Dataset entries
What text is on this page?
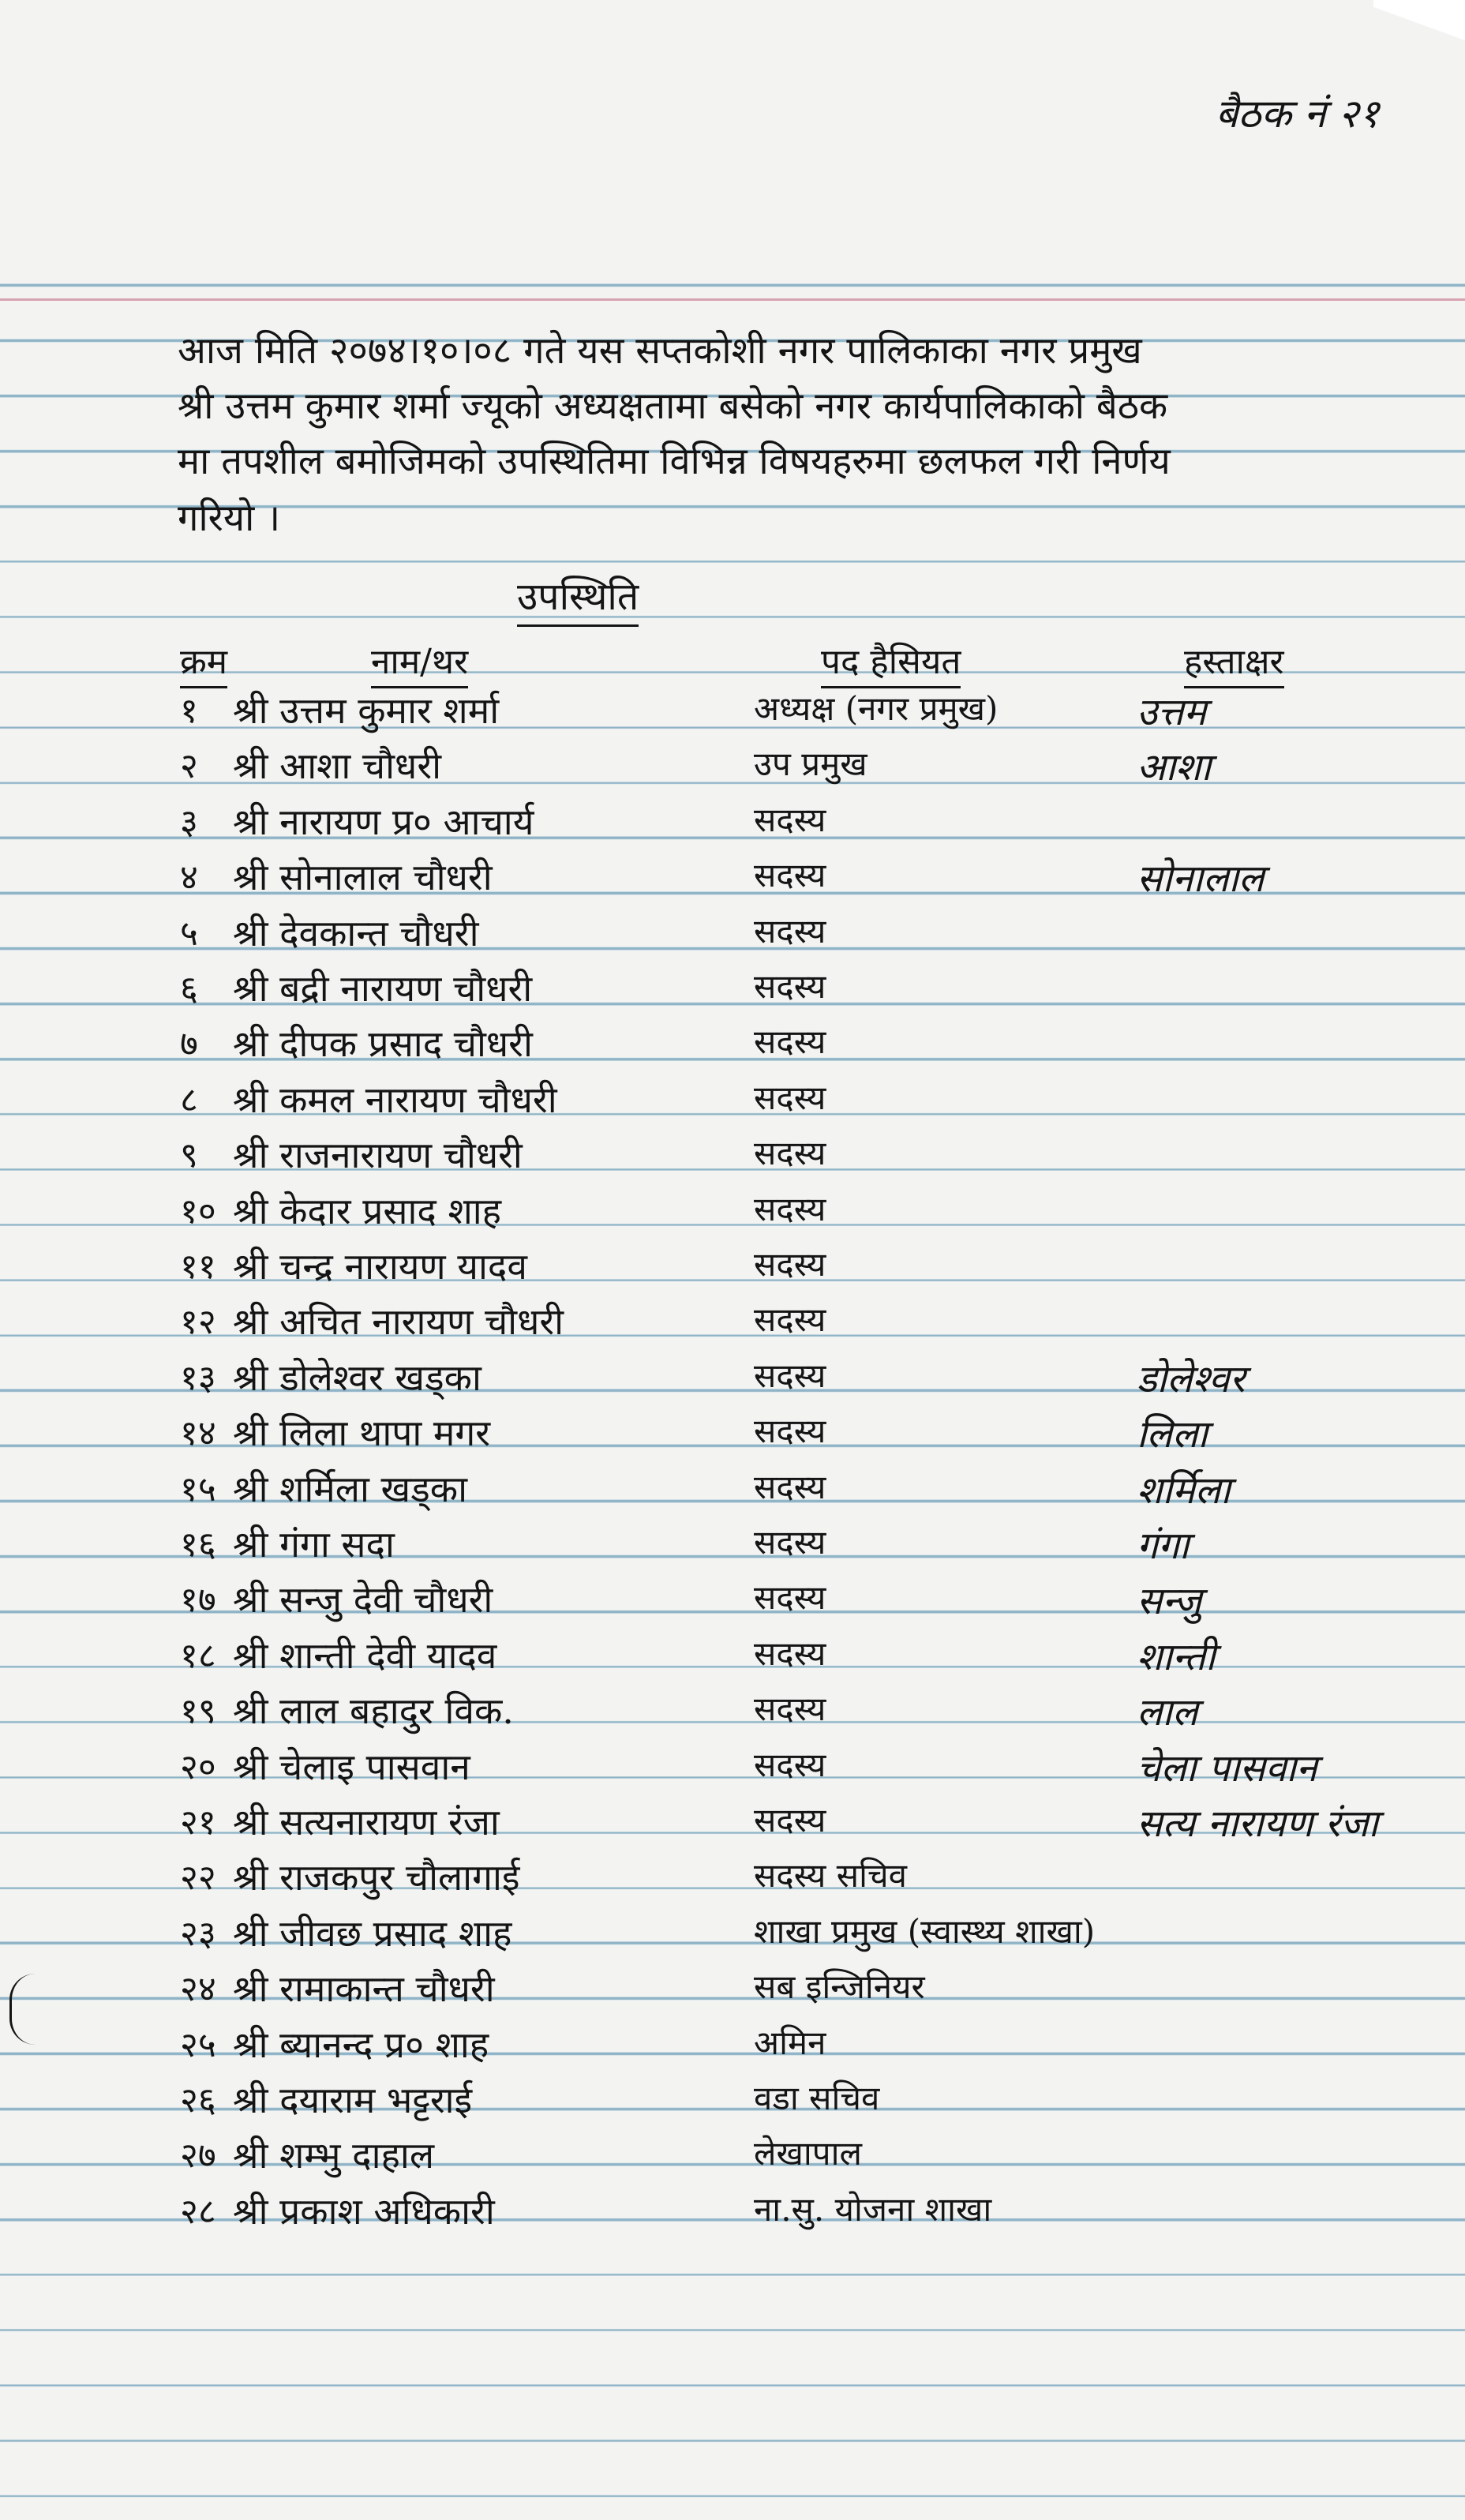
बैठक नं २१
आज मिति २०७४।१०।०८ गते यस सप्तकोशी नगर पालिकाका नगर प्रमुख
श्री उत्तम कुमार शर्मा ज्यूको अध्यक्षतामा बसेको नगर कार्यपालिकाको बैठक
मा तपशील बमोजिमको उपस्थितिमा विभिन्न विषयहरुमा छलफल गरी निर्णय
गरियो ।
उपस्थिति
क्रम	नाम/थर	पद हैसियत	हस्ताक्षर
१ श्री उत्तम कुमार शर्मा	अध्यक्ष (नगर प्रमुख)	उत्तम
२ श्री आशा चौधरी	उप प्रमुख	आशा
३ श्री नारायण प्र० आचार्य	सदस्य
४ श्री सोनालाल चौधरी	सदस्य	सोनालाल
५ श्री देवकान्त चौधरी	सदस्य
६ श्री बद्री नारायण चौधरी	सदस्य
७ श्री दीपक प्रसाद चौधरी	सदस्य
८ श्री कमल नारायण चौधरी	सदस्य
९ श्री राजनारायण चौधरी	सदस्य
१० श्री केदार प्रसाद शाह	सदस्य
११ श्री चन्द्र नारायण यादव	सदस्य
१२ श्री अचित नारायण चौधरी	सदस्य
१३ श्री डोलेश्वर खड्का	सदस्य	डोलेश्वर
१४ श्री लिला थापा मगर	सदस्य	लिला
१५ श्री शर्मिला खड्का	सदस्य	शर्मिला
१६ श्री गंगा सदा	सदस्य	गंगा
१७ श्री सन्जु देवी चौधरी	सदस्य	सन्जु
१८ श्री शान्ती देवी यादव	सदस्य	शान्ती
१९ श्री लाल बहादुर विक.	सदस्य	लाल
२० श्री चेलाइ पासवान	सदस्य	चेला पासवान
२१ श्री सत्यनारायण रंजा	सदस्य	सत्य नारायण रंजा
२२ श्री राजकपुर चौलागाई	सदस्य सचिव
२३ श्री जीवछ प्रसाद शाह	शाखा प्रमुख (स्वास्थ्य शाखा)
२४ श्री रामाकान्त चौधरी	सब इन्जिनियर
२५ श्री ब्यानन्द प्र० शाह	अमिन
२६ श्री दयाराम भट्टराई	वडा सचिव
२७ श्री शम्भु दाहाल	लेखापाल
२८ श्री प्रकाश अधिकारी	ना.सु. योजना शाखा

Task statement:
Set down the records in full and exactly. Do not carry over any image.

Completed task:
What text is on this page?
बैठक नं २१
आज मिति २०७४।१०।०८ गते यस सप्तकोशी नगर पालिकाका नगर प्रमुख
श्री उत्तम कुमार शर्मा ज्यूको अध्यक्षतामा बसेको नगर कार्यपालिकाको बैठक
मा तपशील बमोजिमको उपस्थितिमा विभिन्न विषयहरुमा छलफल गरी निर्णय
गरियो ।
उपस्थिति
क्रम	नाम/थर	पद हैसियत	हस्ताक्षर
१ श्री उत्तम कुमार शर्मा	अध्यक्ष (नगर प्रमुख)	उत्तम
२ श्री आशा चौधरी	उप प्रमुख	आशा
३ श्री नारायण प्र० आचार्य	सदस्य
४ श्री सोनालाल चौधरी	सदस्य	सोनालाल
५ श्री देवकान्त चौधरी	सदस्य
६ श्री बद्री नारायण चौधरी	सदस्य
७ श्री दीपक प्रसाद चौधरी	सदस्य
८ श्री कमल नारायण चौधरी	सदस्य
९ श्री राजनारायण चौधरी	सदस्य
१० श्री केदार प्रसाद शाह	सदस्य
११ श्री चन्द्र नारायण यादव	सदस्य
१२ श्री अचित नारायण चौधरी	सदस्य
१३ श्री डोलेश्वर खड्का	सदस्य	डोलेश्वर
१४ श्री लिला थापा मगर	सदस्य	लिला
१५ श्री शर्मिला खड्का	सदस्य	शर्मिला
१६ श्री गंगा सदा	सदस्य	गंगा
१७ श्री सन्जु देवी चौधरी	सदस्य	सन्जु
१८ श्री शान्ती देवी यादव	सदस्य	शान्ती
१९ श्री लाल बहादुर विक.	सदस्य	लाल
२० श्री चेलाइ पासवान	सदस्य	चेला पासवान
२१ श्री सत्यनारायण रंजा	सदस्य	सत्य नारायण रंजा
२२ श्री राजकपुर चौलागाई	सदस्य सचिव
२३ श्री जीवछ प्रसाद शाह	शाखा प्रमुख (स्वास्थ्य शाखा)
२४ श्री रामाकान्त चौधरी	सब इन्जिनियर
२५ श्री ब्यानन्द प्र० शाह	अमिन
२६ श्री दयाराम भट्टराई	वडा सचिव
२७ श्री शम्भु दाहाल	लेखापाल
२८ श्री प्रकाश अधिकारी	ना.सु. योजना शाखा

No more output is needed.